Records excerpted from a collection
— Start —

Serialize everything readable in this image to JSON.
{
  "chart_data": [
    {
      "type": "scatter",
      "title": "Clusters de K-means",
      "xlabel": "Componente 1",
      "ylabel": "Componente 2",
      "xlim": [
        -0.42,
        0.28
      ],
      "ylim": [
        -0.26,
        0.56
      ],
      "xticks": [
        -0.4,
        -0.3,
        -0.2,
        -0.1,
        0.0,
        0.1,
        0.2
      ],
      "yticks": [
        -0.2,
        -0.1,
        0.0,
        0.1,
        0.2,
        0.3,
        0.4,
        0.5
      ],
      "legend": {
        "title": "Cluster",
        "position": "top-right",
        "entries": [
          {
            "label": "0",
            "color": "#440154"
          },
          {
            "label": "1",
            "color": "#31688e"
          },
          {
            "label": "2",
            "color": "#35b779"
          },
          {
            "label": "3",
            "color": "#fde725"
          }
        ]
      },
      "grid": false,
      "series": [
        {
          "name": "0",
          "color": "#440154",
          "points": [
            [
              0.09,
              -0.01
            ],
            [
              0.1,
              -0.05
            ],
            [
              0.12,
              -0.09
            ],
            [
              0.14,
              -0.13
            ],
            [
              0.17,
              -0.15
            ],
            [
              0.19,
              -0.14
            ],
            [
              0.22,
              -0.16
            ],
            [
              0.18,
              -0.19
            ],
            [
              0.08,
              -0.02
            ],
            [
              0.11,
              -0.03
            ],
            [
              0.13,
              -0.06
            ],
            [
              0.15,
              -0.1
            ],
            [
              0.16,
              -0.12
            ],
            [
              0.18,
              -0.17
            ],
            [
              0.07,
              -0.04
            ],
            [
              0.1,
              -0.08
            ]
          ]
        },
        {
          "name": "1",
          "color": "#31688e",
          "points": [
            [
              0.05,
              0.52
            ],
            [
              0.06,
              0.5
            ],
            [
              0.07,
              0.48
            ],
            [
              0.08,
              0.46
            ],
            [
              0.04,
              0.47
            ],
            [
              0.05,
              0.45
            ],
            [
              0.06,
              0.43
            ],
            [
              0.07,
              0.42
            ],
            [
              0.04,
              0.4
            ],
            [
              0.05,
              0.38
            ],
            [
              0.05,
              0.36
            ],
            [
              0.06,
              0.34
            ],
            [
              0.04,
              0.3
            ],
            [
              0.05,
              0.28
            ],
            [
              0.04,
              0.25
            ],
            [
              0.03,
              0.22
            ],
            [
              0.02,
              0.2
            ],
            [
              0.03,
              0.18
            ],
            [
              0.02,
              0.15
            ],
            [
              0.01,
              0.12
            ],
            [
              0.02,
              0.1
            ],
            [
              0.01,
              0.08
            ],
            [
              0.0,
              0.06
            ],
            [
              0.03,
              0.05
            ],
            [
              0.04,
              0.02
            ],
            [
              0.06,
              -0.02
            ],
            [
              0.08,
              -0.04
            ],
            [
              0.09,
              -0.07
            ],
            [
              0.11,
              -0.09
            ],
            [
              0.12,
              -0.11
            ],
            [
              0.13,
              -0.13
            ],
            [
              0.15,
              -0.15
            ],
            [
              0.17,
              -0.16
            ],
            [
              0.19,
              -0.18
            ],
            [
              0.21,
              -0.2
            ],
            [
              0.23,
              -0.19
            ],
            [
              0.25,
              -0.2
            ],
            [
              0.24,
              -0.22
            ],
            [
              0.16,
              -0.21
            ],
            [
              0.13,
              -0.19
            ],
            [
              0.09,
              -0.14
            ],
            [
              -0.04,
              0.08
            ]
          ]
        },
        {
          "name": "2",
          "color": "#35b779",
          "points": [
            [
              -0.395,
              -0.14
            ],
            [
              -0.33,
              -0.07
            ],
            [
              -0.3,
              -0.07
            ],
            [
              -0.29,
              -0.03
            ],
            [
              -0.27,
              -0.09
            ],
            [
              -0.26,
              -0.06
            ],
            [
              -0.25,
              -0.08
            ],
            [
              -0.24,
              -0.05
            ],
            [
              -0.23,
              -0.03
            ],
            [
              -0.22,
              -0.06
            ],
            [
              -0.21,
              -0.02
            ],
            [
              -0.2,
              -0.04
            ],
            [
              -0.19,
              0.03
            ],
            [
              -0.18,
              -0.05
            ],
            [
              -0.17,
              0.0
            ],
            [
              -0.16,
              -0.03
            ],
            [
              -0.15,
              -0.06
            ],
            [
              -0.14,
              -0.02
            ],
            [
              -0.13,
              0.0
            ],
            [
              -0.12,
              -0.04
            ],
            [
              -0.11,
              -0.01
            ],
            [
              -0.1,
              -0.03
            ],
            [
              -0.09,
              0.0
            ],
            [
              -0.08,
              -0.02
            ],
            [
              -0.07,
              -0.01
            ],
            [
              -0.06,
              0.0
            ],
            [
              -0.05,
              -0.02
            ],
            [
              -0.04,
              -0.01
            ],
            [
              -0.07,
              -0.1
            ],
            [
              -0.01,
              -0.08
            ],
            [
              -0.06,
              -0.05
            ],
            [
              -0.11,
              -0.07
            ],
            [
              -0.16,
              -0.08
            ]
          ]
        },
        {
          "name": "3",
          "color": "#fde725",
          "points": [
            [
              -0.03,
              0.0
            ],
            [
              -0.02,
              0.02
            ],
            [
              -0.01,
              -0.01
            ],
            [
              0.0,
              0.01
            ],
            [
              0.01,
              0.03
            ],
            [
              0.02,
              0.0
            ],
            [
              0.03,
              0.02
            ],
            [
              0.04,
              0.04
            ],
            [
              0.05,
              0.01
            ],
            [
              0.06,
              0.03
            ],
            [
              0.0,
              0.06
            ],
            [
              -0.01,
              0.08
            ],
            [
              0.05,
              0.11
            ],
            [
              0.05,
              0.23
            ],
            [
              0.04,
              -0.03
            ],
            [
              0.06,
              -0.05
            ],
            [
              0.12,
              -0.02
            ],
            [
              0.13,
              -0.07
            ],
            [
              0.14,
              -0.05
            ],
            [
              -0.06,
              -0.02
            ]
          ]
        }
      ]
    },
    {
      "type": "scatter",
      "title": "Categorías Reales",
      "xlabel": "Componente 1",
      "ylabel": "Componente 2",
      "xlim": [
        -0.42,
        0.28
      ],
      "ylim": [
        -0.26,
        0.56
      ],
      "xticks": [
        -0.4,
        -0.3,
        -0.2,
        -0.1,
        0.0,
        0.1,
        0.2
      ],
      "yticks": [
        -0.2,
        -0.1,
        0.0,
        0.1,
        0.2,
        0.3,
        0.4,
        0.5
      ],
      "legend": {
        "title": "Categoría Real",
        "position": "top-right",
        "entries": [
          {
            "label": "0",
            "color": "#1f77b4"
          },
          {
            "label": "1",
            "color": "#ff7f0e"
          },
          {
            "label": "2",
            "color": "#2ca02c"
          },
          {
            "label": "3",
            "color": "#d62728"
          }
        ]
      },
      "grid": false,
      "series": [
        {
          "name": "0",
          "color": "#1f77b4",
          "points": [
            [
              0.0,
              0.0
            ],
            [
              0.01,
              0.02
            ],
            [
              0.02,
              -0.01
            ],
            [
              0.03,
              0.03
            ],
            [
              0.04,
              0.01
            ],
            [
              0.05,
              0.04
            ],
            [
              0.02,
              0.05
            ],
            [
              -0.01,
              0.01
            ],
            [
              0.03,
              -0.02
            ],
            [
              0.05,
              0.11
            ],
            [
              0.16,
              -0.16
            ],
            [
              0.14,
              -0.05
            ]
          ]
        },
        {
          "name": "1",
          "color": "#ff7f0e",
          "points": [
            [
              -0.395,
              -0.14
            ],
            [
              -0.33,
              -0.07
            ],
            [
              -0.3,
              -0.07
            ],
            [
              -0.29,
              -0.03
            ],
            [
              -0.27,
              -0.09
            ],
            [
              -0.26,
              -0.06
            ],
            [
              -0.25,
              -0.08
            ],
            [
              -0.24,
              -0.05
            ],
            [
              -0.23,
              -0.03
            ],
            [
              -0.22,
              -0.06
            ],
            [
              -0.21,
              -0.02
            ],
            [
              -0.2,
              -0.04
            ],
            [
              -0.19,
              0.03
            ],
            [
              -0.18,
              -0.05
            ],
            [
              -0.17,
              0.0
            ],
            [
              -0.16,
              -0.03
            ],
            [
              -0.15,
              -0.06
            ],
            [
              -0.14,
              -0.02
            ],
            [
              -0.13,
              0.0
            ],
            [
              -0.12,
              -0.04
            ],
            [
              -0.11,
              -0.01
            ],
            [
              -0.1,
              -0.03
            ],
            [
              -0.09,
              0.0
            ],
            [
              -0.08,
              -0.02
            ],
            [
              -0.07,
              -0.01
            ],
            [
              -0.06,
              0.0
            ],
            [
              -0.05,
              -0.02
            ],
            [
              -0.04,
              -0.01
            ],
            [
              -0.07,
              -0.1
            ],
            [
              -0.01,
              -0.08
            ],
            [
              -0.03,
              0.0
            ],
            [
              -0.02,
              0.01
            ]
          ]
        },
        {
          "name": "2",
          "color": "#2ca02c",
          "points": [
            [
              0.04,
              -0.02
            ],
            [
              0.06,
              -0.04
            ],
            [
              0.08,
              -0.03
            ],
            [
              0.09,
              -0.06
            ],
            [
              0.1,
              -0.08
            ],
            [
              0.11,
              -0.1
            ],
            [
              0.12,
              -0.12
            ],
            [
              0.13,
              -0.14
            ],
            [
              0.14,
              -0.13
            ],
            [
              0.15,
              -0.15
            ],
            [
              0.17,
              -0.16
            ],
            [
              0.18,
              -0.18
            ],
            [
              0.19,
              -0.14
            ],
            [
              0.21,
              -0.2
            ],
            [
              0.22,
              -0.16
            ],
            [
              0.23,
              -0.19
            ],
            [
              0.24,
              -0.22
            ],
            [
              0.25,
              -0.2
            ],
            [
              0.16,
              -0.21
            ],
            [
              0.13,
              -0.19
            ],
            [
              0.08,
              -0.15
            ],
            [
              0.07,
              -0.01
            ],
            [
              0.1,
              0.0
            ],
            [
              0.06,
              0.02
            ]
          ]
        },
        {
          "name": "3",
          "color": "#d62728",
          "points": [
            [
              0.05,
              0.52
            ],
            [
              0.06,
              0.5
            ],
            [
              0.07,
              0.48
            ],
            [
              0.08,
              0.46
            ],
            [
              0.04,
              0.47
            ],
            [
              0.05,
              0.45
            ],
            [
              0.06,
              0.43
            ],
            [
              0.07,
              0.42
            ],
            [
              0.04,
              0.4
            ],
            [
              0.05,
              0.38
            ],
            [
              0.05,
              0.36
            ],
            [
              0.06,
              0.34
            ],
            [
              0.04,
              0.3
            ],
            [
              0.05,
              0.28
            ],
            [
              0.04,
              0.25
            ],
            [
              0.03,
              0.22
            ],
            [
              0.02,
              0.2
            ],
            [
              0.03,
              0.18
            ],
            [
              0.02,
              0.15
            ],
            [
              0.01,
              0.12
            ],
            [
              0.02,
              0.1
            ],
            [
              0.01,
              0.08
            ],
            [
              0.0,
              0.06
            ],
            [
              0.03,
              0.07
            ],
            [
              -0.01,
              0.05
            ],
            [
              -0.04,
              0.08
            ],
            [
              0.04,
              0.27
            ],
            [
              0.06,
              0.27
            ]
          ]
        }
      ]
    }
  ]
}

— End —

**Aim**
Copy every line of the records above that contains "title".

**Reply to the task**
      "title": "Clusters de K-means",
        "title": "Cluster",
      "title": "Categorías Reales",
        "title": "Categoría Real",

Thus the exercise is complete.